━━━━━ RAW RECORDS ━━━━━

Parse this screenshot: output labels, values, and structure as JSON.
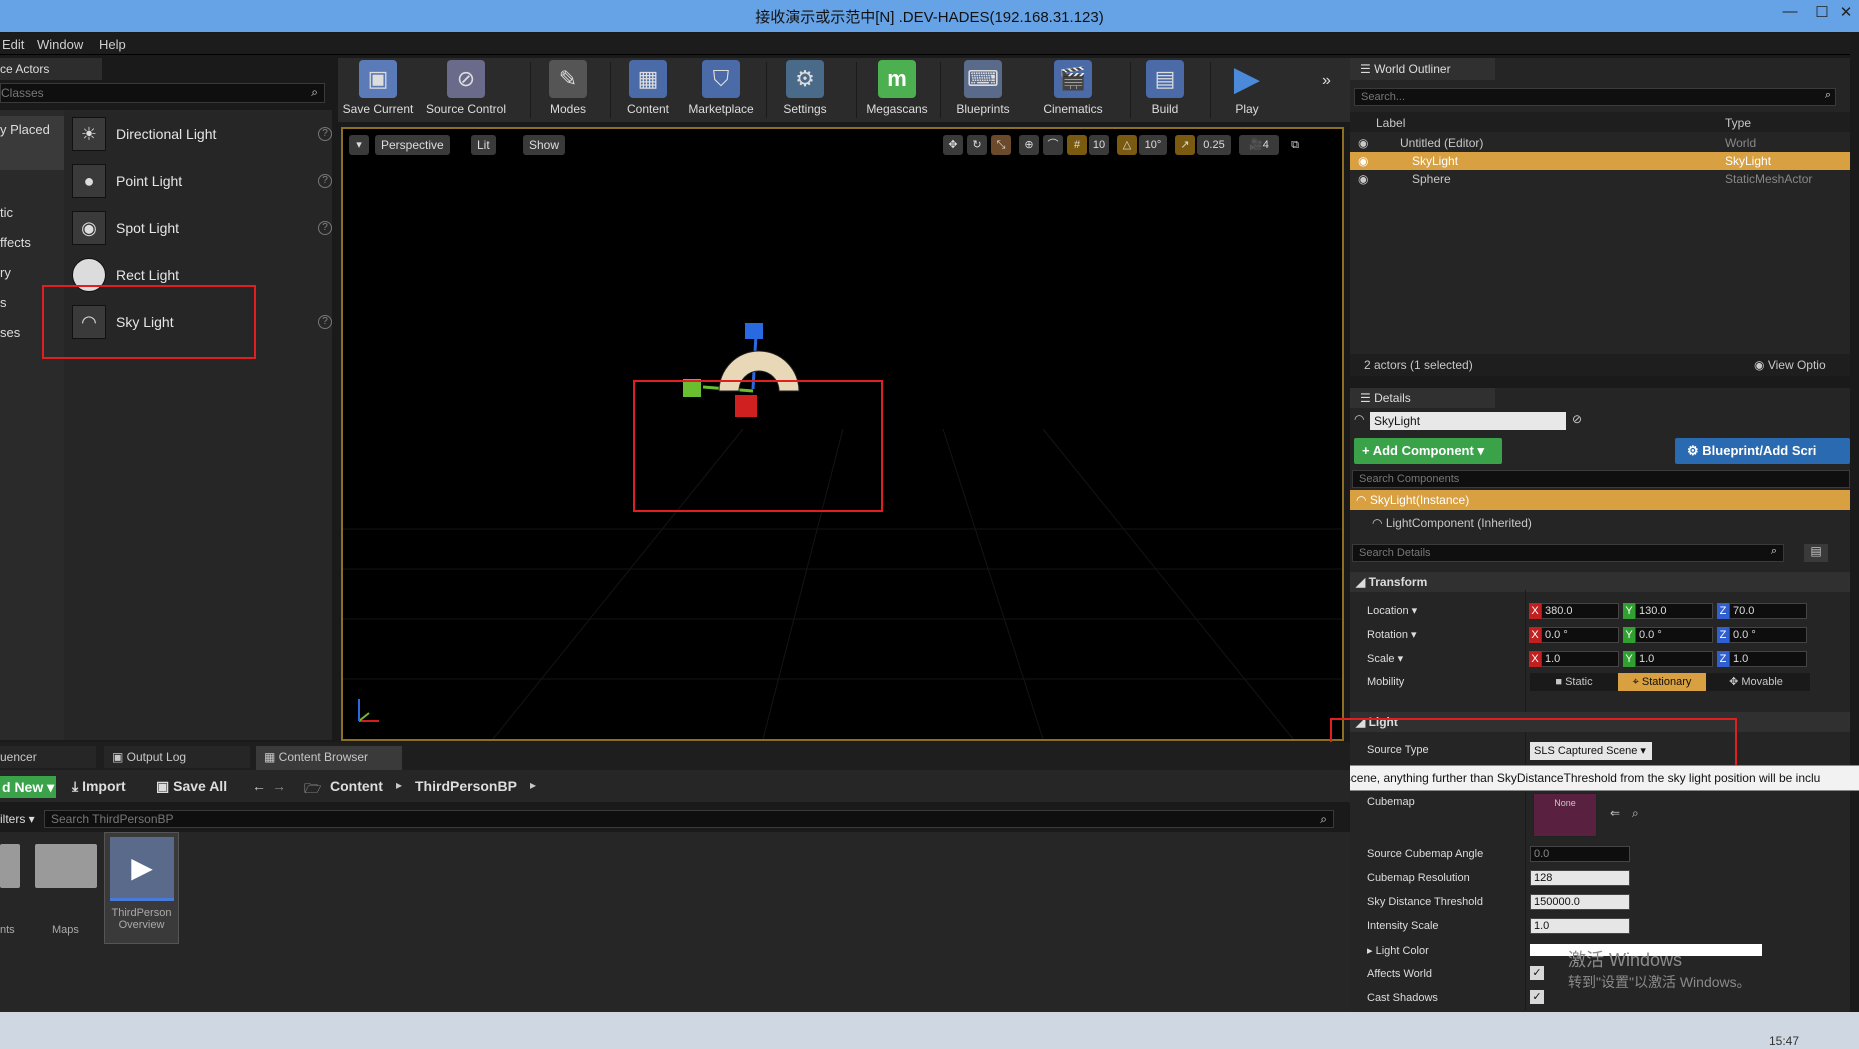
{
  "window": {
    "title": "接收演示或示范中[N] .DEV-HADES(192.168.31.123)",
    "controls": [
      "—",
      "☐",
      "✕"
    ]
  },
  "menu": [
    "Edit",
    "Window",
    "Help"
  ],
  "left": {
    "tab": "ce Actors",
    "search_placeholder": "Classes",
    "categories": [
      "y Placed",
      "tic",
      "ffects",
      "ry",
      "s",
      "ses"
    ],
    "actors": [
      {
        "label": "Directional Light",
        "icon": "directional-light-icon"
      },
      {
        "label": "Point Light",
        "icon": "point-light-icon"
      },
      {
        "label": "Spot Light",
        "icon": "spot-light-icon"
      },
      {
        "label": "Rect Light",
        "icon": "rect-light-icon"
      },
      {
        "label": "Sky Light",
        "icon": "sky-light-icon"
      }
    ]
  },
  "toolbar": [
    {
      "label": "Save Current",
      "icon": "save-icon",
      "color": "#5a7ab8"
    },
    {
      "label": "Source Control",
      "icon": "source-control-icon",
      "color": "#6a6a8a"
    },
    {
      "label": "Modes",
      "icon": "modes-icon",
      "color": "#555555"
    },
    {
      "label": "Content",
      "icon": "content-icon",
      "color": "#4a6aa8"
    },
    {
      "label": "Marketplace",
      "icon": "marketplace-icon",
      "color": "#4a6aa8"
    },
    {
      "label": "Settings",
      "icon": "settings-icon",
      "color": "#4a6a8a"
    },
    {
      "label": "Megascans",
      "icon": "megascans-icon",
      "color": "#4caf50"
    },
    {
      "label": "Blueprints",
      "icon": "blueprints-icon",
      "color": "#5a6a8a"
    },
    {
      "label": "Cinematics",
      "icon": "cinematics-icon",
      "color": "#4a6aa8"
    },
    {
      "label": "Build",
      "icon": "build-icon",
      "color": "#4a6aa8"
    },
    {
      "label": "Play",
      "icon": "play-icon",
      "color": "#4a8ad8"
    }
  ],
  "viewport": {
    "perspective": "Perspective",
    "lit": "Lit",
    "show": "Show",
    "grid_snap": "10",
    "rot_snap": "10°",
    "scale_snap": "0.25",
    "cam_speed": "4"
  },
  "outliner": {
    "tab": "World Outliner",
    "search_placeholder": "Search...",
    "col_label": "Label",
    "col_type": "Type",
    "rows": [
      {
        "label": "Untitled (Editor)",
        "type": "World"
      },
      {
        "label": "SkyLight",
        "type": "SkyLight"
      },
      {
        "label": "Sphere",
        "type": "StaticMeshActor"
      }
    ],
    "status": "2 actors (1 selected)",
    "view_options": "View Optio"
  },
  "details": {
    "tab": "Details",
    "name": "SkyLight",
    "add_component": "+ Add Component",
    "blueprint": "Blueprint/Add Scri",
    "search_components": "Search Components",
    "instance": "SkyLight(Instance)",
    "light_component": "LightComponent (Inherited)",
    "search_details": "Search Details",
    "transform_header": "Transform",
    "location_label": "Location",
    "rotation_label": "Rotation",
    "scale_label": "Scale",
    "location": [
      "380.0",
      "130.0",
      "70.0"
    ],
    "rotation": [
      "0.0 °",
      "0.0 °",
      "0.0 °"
    ],
    "scale": [
      "1.0",
      "1.0",
      "1.0"
    ],
    "axes": [
      "X",
      "Y",
      "Z"
    ],
    "mobility_label": "Mobility",
    "mobility": [
      "Static",
      "Stationary",
      "Movable"
    ],
    "light_header": "Light",
    "source_type_label": "Source Type",
    "source_type": "SLS Captured Scene",
    "cubemap_label": "Cubemap",
    "cubemap_value": "None",
    "props": [
      {
        "label": "Source Cubemap Angle",
        "value": "0.0"
      },
      {
        "label": "Cubemap Resolution",
        "value": "128"
      },
      {
        "label": "Sky Distance Threshold",
        "value": "150000.0"
      },
      {
        "label": "Intensity Scale",
        "value": "1.0"
      }
    ],
    "light_color_label": "Light Color",
    "affects_world_label": "Affects World",
    "cast_shadows_label": "Cast Shadows"
  },
  "tooltip": "Construct the sky light from the captured scene, anything further than SkyDistanceThreshold from the sky light position will be inclu",
  "bottom": {
    "tabs": [
      "uencer",
      "Output Log",
      "Content Browser"
    ],
    "add_new": "d New",
    "import": "Import",
    "save_all": "Save All",
    "path": [
      "Content",
      "ThirdPersonBP"
    ],
    "filters": "ilters",
    "search_placeholder": "Search ThirdPersonBP",
    "assets": [
      {
        "label": "nts"
      },
      {
        "label": "Maps"
      },
      {
        "label": "ThirdPerson Overview"
      }
    ]
  },
  "watermark": {
    "line1": "激活 Windows",
    "line2": "转到\"设置\"以激活 Windows。"
  },
  "clock": "15:47"
}
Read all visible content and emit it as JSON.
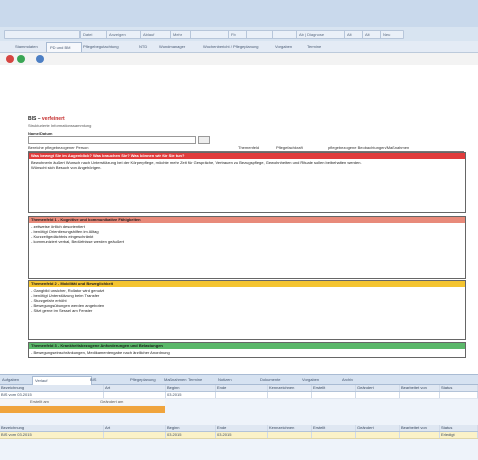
{
  "colors": {
    "red_section": "#e03b3b",
    "salmon_section": "#e88a7a",
    "yellow_section": "#f4c430",
    "green_section": "#5bb86a",
    "orange_bar": "#f0a43c",
    "title_bar": "#c9d9ec"
  },
  "toolbar": {
    "items": [
      "",
      "Datei",
      "Anzeigen",
      "Ablauf",
      "Mehr",
      "",
      "Fb",
      "",
      "",
      "Ab | Diagnose",
      "Alt",
      "Alt",
      "Neu"
    ]
  },
  "tabs": [
    "",
    "Stammdaten",
    "PD und BM",
    "Pflegebegutachtung",
    "NTD",
    "Wundmanager",
    "Wochenbericht / Pflegeplanung",
    "Vorgaben",
    "Termine"
  ],
  "breadcrumb": "",
  "doc": {
    "title": "BIS",
    "title_badge": "verfeinert",
    "subtitle": "Strukturierte Informationssammlung",
    "field_label": "Name/Datum",
    "columns": [
      "Bereiche pflegebezogener Person",
      "Themenfeld",
      "Pflegefachkraft",
      "pflegebezogene Beobachtungen/Maßnahmen"
    ]
  },
  "sections": [
    {
      "color": "#e03b3b",
      "text_color": "#ffffff",
      "head": "Was bewegt Sie im Augenblick? Was brauchen Sie? Was können wir für Sie tun?",
      "lines": [
        "Bewohnerin äußert Wunsch nach Unterstützung bei der Körperpflege, möchte mehr Zeit für Gespräche, Vertrauen zu Bezugspflege, Gewohnheiten und Rituale sollen beibehalten werden.",
        "Wünscht sich Besuch von Angehörigen."
      ],
      "height": 59
    },
    {
      "color": "#e88a7a",
      "text_color": "#1a1a1a",
      "head": "Themenfeld 1 - Kognitive und kommunikative Fähigkeiten",
      "lines": [
        "- zeitweise örtlich desorientiert",
        "- benötigt Orientierungshilfen im Alltag",
        "- Kurzzeitgedächtnis eingeschränkt",
        "- kommuniziert verbal, Bedürfnisse werden geäußert"
      ],
      "height": 61
    },
    {
      "color": "#f4c430",
      "text_color": "#1a1a1a",
      "head": "Themenfeld 2 - Mobilität und Beweglichkeit",
      "lines": [
        "- Gangbild unsicher, Rollator wird genutzt",
        "- benötigt Unterstützung beim Transfer",
        "- Sturzgefahr erhöht",
        "- Bewegungsübungen werden angeboten",
        "- Sitzt gerne im Sessel am Fenster"
      ],
      "height": 58
    },
    {
      "color": "#5bb86a",
      "text_color": "#1a1a1a",
      "head": "Themenfeld 3 - Krankheitsbezogene Anforderungen und Belastungen",
      "lines": [
        "- Bewegungseinschränkungen, Medikamentengabe nach ärztlicher Anordnung"
      ],
      "height": 14
    }
  ],
  "bottom": {
    "tabs": [
      "Aufgaben",
      "Verlauf",
      "BIS",
      "Pflegeplanung",
      "Maßnahmen",
      "Termine",
      "Notizen",
      "Dokumente",
      "Vorgaben",
      "Archiv"
    ],
    "grid1_headers": [
      "Bezeichnung",
      "Art",
      "Beginn",
      "Ende",
      "Kennzeichnen",
      "Erstellt",
      "Geändert",
      "Bearbeitet von",
      "Status"
    ],
    "grid1_row": [
      "BIS vom 03.2015",
      "",
      "03.2015",
      "",
      "",
      "",
      "",
      "",
      ""
    ],
    "sub_labels": [
      "Erstellt am",
      "Geändert am"
    ],
    "grid2_headers": [
      "Bezeichnung",
      "Art",
      "Beginn",
      "Ende",
      "Kennzeichnen",
      "Erstellt",
      "Geändert",
      "Bearbeitet von",
      "Status"
    ],
    "grid2_row": [
      "BIS vom 03.2015",
      "",
      "03.2015",
      "03.2015",
      "",
      "",
      "",
      "",
      "Erledigt"
    ]
  }
}
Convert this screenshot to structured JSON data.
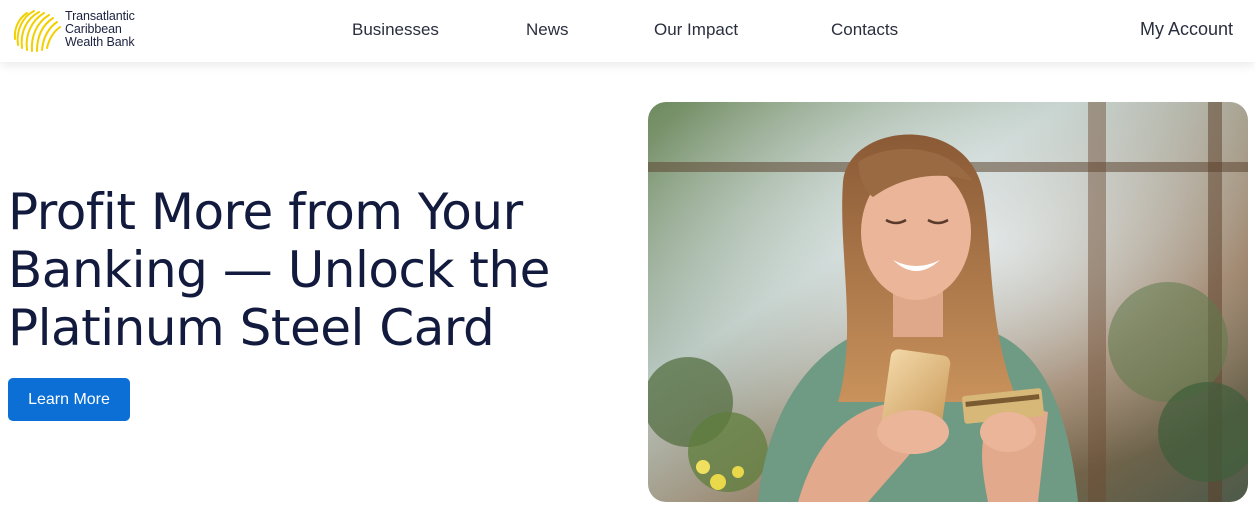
{
  "brand": {
    "name_line1": "Transatlantic",
    "name_line2": "Caribbean",
    "name_line3": "Wealth Bank",
    "logo_color": "#f2d000"
  },
  "nav": {
    "items": [
      {
        "label": "Businesses"
      },
      {
        "label": "News"
      },
      {
        "label": "Our Impact"
      },
      {
        "label": "Contacts"
      }
    ],
    "account_label": "My Account"
  },
  "hero": {
    "title_line1": "Profit More from Your",
    "title_line2": "Banking — Unlock the",
    "title_line3": "Platinum Steel Card",
    "cta_label": "Learn More",
    "cta_color": "#0b6fd6",
    "image_subject": "smiling woman holding smartphone and credit card in cafe"
  }
}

━━━━━

§ **YOUR INSTRUCTIONS**
Extract exactly the lines from the one containing "Convert this screenshot" through the last line of the records above, both included, and leave out the pictures.

§ **WRITTEN SOLUTION**
Convert this screenshot to structured JSON data.
{
  "brand": {
    "name_line1": "Transatlantic",
    "name_line2": "Caribbean",
    "name_line3": "Wealth Bank",
    "logo_color": "#f2d000"
  },
  "nav": {
    "items": [
      {
        "label": "Businesses"
      },
      {
        "label": "News"
      },
      {
        "label": "Our Impact"
      },
      {
        "label": "Contacts"
      }
    ],
    "account_label": "My Account"
  },
  "hero": {
    "title_line1": "Profit More from Your",
    "title_line2": "Banking — Unlock the",
    "title_line3": "Platinum Steel Card",
    "cta_label": "Learn More",
    "cta_color": "#0b6fd6",
    "image_subject": "smiling woman holding smartphone and credit card in cafe"
  }
}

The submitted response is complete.